__What is needed__:
Search the material below for the word "name" and copy every line in which it occurs.

— BEGIN Input for this task —

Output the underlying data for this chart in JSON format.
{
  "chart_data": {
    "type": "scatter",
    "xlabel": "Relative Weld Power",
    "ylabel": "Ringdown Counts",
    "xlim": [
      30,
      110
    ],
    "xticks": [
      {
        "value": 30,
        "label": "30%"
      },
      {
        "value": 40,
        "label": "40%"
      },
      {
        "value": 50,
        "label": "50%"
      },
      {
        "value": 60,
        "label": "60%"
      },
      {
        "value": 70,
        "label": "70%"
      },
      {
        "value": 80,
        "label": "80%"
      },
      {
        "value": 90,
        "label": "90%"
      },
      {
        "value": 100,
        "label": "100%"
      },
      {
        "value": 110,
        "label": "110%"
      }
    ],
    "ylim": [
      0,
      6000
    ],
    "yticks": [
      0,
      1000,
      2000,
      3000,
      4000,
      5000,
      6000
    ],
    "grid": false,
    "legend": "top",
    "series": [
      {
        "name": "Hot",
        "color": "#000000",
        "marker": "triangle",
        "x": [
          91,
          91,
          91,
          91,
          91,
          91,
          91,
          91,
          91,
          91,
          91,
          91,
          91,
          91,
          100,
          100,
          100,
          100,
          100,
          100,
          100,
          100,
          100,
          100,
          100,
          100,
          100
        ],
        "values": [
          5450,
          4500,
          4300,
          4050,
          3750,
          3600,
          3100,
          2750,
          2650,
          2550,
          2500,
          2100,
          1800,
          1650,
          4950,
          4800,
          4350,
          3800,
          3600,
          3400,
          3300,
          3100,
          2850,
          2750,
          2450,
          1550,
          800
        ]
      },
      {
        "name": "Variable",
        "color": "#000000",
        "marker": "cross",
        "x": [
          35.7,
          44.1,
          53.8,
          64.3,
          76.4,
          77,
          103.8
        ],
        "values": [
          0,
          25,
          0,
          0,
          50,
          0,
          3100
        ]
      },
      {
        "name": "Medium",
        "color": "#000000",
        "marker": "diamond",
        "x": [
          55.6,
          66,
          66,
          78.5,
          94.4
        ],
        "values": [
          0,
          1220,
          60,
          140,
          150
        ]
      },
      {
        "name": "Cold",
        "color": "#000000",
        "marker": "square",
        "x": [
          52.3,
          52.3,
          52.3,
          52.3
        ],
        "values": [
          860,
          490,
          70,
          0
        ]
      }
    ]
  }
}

— END Input for this task —

__Correct output__:
        "name": "Hot",
        "name": "Variable",
        "name": "Medium",
        "name": "Cold",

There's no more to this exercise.